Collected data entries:
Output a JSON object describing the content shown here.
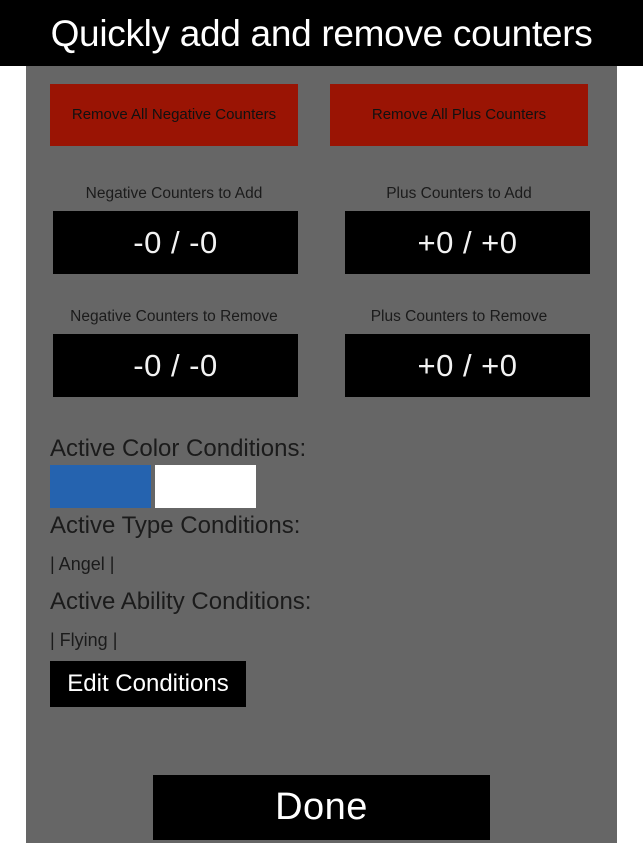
{
  "window": {
    "title": "Quickly add and remove counters"
  },
  "colors": {
    "panel_background": "#666666",
    "titlebar_background": "#000000",
    "danger_button": "#9a1404",
    "field_background": "#000000",
    "field_text": "#f2f2f2",
    "body_text": "#1b1b1b"
  },
  "actions": {
    "remove_all_negative": "Remove All Negative Counters",
    "remove_all_plus": "Remove All Plus Counters",
    "edit_conditions": "Edit Conditions",
    "done": "Done"
  },
  "counters": [
    {
      "label": "Negative Counters to Add",
      "value": "-0 / -0"
    },
    {
      "label": "Plus Counters to Add",
      "value": "+0 / +0"
    },
    {
      "label": "Negative Counters to Remove",
      "value": "-0 / -0"
    },
    {
      "label": "Plus Counters to Remove",
      "value": "+0 / +0"
    }
  ],
  "conditions": {
    "color": {
      "heading": "Active Color Conditions:",
      "swatches": [
        {
          "name": "blue",
          "hex": "#2563af"
        },
        {
          "name": "white",
          "hex": "#ffffff"
        }
      ]
    },
    "type": {
      "heading": "Active Type Conditions:",
      "values": "| Angel |"
    },
    "ability": {
      "heading": "Active Ability Conditions:",
      "values": "| Flying |"
    }
  }
}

> **Short problem**
Give the entries again word for word, but skip the pictures.

> **Solution**
Output a JSON object describing the content shown here.
{
  "window": {
    "title": "Quickly add and remove counters"
  },
  "colors": {
    "panel_background": "#666666",
    "titlebar_background": "#000000",
    "danger_button": "#9a1404",
    "field_background": "#000000",
    "field_text": "#f2f2f2",
    "body_text": "#1b1b1b"
  },
  "actions": {
    "remove_all_negative": "Remove All Negative Counters",
    "remove_all_plus": "Remove All Plus Counters",
    "edit_conditions": "Edit Conditions",
    "done": "Done"
  },
  "counters": [
    {
      "label": "Negative Counters to Add",
      "value": "-0 / -0"
    },
    {
      "label": "Plus Counters to Add",
      "value": "+0 / +0"
    },
    {
      "label": "Negative Counters to Remove",
      "value": "-0 / -0"
    },
    {
      "label": "Plus Counters to Remove",
      "value": "+0 / +0"
    }
  ],
  "conditions": {
    "color": {
      "heading": "Active Color Conditions:",
      "swatches": [
        {
          "name": "blue",
          "hex": "#2563af"
        },
        {
          "name": "white",
          "hex": "#ffffff"
        }
      ]
    },
    "type": {
      "heading": "Active Type Conditions:",
      "values": "| Angel |"
    },
    "ability": {
      "heading": "Active Ability Conditions:",
      "values": "| Flying |"
    }
  }
}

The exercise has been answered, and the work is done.